Passage shown.
Arts and culture
Proving economical and social value
Executive summary
Arts and culture organizations that can prove economic, social and environmental value through data evidence will secure funding, sustain workforce capacity, and lead the next generation of cultural experiences.
Challenges and opportunities arise at three levels:
Brand: Institutions still lead with heritage and artistic mission when funders reward demonstrated economic, social, and climate contribution. Organizations that reframe their positioning around integrated impact and make governance and workforce sustainability visible signals of institutional maturity shift budget conversations from affordability to return on investment.
Experience: Most digital investment has produced disconnected projects that cannot track the outcomes funding requires. Institutions that design continuous hybrid journeys by consolidating fragmented touchpoints into unified participation architectures generate the impact evidence that defends budgets while deepening audience relationships.
Technology: Fragmented systems and scattered AI pilots are adding cost and complexity without relieving pressure on already overstretched teams. Institutions that stabilize interoperable foundations before layering experiments preserve at-risk assets, activate collections at scale, and build the integrated impact infrastructure that makes everything else provable.

Data segment.

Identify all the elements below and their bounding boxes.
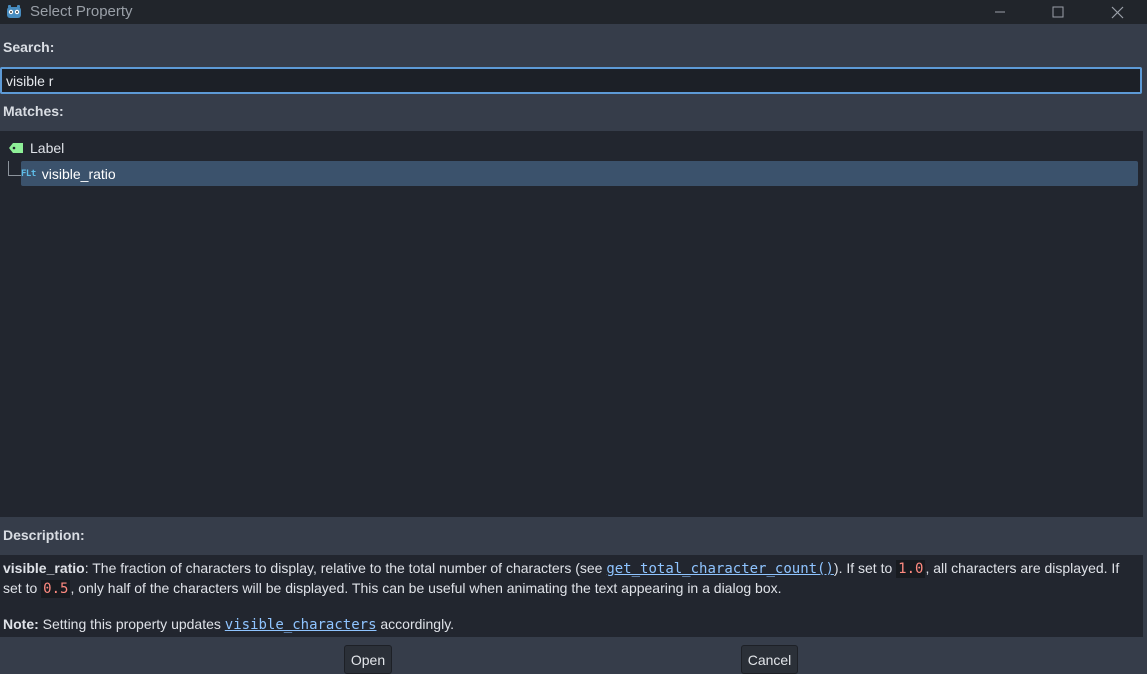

Actions to take.
A: In the arts and culture summary, rewrite the passage starting with "Experience: Most digital" and going on through "deepening audience relationships.", substituting "visitor relationships" for "audience relationships".
B: Answer these questions using the arts and culture summary:
(i) At how many levels do challenges and opportunities arise?
(ii) Under Brand, what do institutions still lead with?
(iii) Under Technology, what are fragmented systems and scattered AI pilots adding?

Solution list.
A:
Experience: Most digital investment has produced disconnected projects that cannot track the outcomes funding requires. Institutions that design continuous hybrid journeys by consolidating fragmented touchpoints into unified participation architectures generate the impact evidence that defends budgets while deepening visitor relationships.

B:
(i) Three
(ii) Heritage and artistic mission
(iii) Cost and complexity